> [What the task requires] Look through the lines and report how many include the word "sites", giving nothing but the number.

(Collected data)
-- start --
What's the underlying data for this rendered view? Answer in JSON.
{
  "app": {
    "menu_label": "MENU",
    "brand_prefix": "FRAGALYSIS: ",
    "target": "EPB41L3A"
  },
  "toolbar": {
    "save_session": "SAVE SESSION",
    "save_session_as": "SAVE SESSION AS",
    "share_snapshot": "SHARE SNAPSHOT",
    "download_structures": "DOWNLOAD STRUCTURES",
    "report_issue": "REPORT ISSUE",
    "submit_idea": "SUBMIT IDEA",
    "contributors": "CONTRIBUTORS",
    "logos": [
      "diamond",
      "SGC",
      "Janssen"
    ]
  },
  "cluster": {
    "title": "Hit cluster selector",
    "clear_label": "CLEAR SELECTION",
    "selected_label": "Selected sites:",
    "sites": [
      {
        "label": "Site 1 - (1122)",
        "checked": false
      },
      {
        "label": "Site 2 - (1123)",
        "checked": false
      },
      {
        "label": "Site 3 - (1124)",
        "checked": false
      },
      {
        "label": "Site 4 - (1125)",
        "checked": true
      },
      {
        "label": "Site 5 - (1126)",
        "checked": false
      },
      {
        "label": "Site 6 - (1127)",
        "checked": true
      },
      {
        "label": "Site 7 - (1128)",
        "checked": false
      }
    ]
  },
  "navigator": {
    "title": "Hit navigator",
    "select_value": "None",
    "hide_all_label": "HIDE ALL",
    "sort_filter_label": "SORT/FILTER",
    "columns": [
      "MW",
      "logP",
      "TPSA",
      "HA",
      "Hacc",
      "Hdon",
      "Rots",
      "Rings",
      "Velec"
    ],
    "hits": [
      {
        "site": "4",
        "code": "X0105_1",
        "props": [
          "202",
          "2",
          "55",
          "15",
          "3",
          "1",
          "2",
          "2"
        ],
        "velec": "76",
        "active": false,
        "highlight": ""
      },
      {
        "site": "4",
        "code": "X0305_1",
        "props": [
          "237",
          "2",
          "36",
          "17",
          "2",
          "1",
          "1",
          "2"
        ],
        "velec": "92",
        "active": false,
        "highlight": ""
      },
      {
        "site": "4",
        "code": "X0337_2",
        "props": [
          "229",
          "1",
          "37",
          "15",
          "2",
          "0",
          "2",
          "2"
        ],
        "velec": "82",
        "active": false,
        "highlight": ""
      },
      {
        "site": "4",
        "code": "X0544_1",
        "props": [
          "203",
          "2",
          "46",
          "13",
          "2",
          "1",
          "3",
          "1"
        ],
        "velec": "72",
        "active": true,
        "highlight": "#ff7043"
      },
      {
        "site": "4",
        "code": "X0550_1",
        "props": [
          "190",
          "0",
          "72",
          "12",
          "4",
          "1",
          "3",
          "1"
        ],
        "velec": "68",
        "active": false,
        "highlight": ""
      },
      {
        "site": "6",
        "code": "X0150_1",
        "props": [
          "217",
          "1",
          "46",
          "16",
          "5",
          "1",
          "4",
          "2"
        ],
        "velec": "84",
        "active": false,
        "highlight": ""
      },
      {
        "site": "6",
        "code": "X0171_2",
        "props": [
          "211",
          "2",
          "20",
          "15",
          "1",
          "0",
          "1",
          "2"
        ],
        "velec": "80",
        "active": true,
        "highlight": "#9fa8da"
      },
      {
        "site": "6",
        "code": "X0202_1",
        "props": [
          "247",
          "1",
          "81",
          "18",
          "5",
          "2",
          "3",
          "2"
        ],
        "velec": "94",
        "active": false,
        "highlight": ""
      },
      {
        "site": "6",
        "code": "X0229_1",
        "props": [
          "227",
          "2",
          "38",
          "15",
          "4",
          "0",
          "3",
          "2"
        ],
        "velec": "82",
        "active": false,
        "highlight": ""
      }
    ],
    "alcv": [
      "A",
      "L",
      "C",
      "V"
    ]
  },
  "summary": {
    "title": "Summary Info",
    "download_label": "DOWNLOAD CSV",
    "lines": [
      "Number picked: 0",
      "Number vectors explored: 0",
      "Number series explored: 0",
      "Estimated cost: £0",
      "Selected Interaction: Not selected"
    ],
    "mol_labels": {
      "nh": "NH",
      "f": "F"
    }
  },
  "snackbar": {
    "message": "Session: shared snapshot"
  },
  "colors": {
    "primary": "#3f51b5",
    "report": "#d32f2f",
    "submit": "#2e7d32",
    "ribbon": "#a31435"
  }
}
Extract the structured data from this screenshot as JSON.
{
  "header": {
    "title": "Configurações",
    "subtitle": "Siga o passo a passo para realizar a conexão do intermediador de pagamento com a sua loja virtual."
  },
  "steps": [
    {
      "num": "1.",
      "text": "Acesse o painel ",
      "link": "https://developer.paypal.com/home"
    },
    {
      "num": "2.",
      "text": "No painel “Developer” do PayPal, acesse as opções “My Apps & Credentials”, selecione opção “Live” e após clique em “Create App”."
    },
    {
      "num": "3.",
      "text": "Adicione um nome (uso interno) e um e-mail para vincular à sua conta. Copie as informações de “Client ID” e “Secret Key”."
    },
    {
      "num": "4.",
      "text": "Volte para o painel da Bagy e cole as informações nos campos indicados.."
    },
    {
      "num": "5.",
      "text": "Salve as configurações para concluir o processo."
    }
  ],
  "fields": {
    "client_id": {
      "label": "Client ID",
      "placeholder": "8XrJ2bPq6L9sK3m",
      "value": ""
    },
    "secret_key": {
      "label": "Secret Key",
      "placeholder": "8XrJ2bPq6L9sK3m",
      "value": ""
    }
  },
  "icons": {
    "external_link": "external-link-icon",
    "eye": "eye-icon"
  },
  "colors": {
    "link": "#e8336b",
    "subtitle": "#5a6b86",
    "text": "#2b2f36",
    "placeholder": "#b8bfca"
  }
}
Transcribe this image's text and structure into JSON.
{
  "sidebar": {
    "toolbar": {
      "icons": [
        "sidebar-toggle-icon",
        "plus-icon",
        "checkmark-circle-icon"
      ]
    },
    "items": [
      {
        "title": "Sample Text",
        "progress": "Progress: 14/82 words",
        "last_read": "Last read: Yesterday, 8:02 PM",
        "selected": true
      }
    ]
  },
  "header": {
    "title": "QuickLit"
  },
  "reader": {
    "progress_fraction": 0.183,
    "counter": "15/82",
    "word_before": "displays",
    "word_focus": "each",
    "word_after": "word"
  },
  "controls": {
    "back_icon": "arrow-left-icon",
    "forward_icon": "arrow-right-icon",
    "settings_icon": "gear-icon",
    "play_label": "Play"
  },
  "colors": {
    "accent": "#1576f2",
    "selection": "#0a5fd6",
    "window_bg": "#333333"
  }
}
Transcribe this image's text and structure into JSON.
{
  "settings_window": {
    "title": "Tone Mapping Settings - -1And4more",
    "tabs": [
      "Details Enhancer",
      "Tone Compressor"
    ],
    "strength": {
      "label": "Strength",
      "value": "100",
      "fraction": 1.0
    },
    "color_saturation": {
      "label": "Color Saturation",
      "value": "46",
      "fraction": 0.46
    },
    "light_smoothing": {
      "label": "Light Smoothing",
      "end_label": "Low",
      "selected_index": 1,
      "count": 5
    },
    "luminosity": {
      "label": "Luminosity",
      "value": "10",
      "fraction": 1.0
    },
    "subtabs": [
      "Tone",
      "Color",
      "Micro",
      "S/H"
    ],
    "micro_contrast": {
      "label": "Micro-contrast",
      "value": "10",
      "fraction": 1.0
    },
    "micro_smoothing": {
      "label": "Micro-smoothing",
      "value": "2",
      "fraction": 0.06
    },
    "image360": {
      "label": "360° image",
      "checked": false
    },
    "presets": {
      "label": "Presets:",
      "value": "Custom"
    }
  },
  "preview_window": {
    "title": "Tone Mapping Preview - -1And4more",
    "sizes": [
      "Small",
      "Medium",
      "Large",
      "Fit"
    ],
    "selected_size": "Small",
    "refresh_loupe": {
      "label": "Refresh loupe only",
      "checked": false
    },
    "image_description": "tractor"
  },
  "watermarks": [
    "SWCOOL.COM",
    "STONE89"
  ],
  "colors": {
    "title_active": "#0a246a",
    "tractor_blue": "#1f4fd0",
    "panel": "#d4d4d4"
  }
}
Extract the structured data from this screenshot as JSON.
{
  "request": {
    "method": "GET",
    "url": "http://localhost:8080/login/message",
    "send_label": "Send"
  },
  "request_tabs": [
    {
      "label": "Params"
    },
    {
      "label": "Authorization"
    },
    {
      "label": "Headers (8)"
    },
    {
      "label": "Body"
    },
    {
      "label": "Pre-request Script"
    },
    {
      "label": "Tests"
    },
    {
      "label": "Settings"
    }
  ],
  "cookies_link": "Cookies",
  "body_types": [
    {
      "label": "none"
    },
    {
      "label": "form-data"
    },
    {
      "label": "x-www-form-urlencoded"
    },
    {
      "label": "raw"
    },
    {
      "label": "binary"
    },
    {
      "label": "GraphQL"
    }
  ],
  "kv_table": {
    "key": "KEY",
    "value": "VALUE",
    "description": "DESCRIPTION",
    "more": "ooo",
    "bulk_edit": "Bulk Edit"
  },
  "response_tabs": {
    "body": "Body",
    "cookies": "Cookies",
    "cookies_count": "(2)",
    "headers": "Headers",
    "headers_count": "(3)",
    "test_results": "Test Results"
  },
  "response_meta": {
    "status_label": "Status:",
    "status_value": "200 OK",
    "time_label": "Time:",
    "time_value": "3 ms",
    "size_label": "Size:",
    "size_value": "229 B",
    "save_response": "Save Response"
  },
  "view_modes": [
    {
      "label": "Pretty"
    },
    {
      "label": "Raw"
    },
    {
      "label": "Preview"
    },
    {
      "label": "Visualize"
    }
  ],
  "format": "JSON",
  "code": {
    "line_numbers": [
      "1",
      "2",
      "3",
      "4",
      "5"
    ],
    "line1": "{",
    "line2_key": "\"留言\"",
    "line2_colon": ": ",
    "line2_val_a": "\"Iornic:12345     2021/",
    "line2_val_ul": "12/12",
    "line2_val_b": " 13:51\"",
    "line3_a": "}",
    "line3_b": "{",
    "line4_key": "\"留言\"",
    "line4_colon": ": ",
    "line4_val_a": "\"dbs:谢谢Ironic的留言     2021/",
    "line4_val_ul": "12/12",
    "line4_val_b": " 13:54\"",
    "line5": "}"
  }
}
-- end --
> [Correct result] 2